Exactly reproduce the line containing "Type out the text in this image." together with every line after it, through the end of the entries, and give nothing more.

Recorded data:
================

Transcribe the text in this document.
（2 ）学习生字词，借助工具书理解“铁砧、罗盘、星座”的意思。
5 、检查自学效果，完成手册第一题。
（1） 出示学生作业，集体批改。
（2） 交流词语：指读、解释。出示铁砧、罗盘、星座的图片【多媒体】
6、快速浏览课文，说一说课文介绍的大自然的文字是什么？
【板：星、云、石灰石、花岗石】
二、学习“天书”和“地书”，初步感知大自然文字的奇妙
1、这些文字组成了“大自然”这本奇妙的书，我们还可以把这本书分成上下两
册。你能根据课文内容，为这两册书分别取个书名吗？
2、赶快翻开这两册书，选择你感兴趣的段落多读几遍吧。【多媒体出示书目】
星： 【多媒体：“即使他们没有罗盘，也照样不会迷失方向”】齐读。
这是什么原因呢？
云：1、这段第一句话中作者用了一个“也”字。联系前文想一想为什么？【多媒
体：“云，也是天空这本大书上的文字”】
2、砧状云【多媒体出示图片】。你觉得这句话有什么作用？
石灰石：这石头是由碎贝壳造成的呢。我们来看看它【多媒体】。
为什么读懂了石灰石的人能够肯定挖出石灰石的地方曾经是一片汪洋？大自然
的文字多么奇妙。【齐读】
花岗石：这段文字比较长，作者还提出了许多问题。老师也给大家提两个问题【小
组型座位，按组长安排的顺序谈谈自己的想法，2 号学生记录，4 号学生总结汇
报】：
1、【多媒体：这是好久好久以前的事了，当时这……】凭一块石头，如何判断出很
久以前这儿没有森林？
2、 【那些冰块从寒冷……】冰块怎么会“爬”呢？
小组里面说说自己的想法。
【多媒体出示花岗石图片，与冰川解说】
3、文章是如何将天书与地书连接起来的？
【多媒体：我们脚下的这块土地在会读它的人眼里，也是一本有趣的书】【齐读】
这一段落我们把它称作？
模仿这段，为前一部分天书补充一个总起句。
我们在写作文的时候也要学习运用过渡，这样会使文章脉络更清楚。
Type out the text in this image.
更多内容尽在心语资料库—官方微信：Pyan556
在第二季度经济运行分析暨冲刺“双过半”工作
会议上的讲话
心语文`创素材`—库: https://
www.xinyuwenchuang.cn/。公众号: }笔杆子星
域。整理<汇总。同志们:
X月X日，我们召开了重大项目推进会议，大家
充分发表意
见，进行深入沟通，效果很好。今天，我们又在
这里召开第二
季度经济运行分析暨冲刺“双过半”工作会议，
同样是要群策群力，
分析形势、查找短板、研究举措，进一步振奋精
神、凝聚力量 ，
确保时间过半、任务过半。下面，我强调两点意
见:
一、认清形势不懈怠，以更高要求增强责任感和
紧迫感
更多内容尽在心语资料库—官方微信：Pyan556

================

Reply:
Type out the text in this image.
更多内容尽在心语资料库—官方微信：Pyan556
在第二季度经济运行分析暨冲刺“双过半”工作
会议上的讲话
心语文`创素材`—库: https://
www.xinyuwenchuang.cn/。公众号: }笔杆子星
域。整理<汇总。同志们:
X月X日，我们召开了重大项目推进会议，大家
充分发表意
见，进行深入沟通，效果很好。今天，我们又在
这里召开第二
季度经济运行分析暨冲刺“双过半”工作会议，
同样是要群策群力，
分析形势、查找短板、研究举措，进一步振奋精
神、凝聚力量 ，
确保时间过半、任务过半。下面，我强调两点意
见:
一、认清形势不懈怠，以更高要求增强责任感和
紧迫感
更多内容尽在心语资料库—官方微信：Pyan556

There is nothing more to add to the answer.